■ WRITTEN PROBLEM
Copy every line in which the string "средств" occurs.

══ DATA IN THIS EXERCISE

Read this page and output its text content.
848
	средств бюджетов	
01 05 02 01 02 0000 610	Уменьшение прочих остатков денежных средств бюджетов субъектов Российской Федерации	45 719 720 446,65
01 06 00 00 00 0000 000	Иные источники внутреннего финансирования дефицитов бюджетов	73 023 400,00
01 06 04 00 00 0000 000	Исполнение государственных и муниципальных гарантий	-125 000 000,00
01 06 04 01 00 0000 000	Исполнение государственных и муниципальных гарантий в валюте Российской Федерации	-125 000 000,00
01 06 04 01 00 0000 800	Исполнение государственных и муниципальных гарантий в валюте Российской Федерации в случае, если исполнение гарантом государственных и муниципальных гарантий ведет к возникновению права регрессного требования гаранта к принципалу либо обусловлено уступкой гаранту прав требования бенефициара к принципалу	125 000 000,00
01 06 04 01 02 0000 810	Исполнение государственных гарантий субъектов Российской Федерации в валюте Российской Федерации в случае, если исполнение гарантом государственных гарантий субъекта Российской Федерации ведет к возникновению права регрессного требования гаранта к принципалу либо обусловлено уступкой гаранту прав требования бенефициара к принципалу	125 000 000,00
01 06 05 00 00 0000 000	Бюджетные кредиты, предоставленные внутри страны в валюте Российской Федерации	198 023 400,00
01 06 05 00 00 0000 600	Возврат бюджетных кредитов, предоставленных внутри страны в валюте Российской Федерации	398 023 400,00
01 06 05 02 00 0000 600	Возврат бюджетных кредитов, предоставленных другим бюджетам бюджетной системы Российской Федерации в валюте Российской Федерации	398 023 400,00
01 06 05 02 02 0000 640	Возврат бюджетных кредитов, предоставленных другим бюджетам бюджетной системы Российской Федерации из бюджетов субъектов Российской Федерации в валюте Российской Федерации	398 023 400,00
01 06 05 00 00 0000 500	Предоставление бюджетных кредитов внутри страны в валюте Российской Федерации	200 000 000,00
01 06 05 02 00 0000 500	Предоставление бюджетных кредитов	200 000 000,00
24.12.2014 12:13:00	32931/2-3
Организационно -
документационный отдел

════

■ ANSWER FOR THIS EXERCISE
	средств бюджетов	
01 05 02 01 02 0000 610	Уменьшение прочих остатков денежных средств бюджетов субъектов Российской Федерации	45 719 720 446,65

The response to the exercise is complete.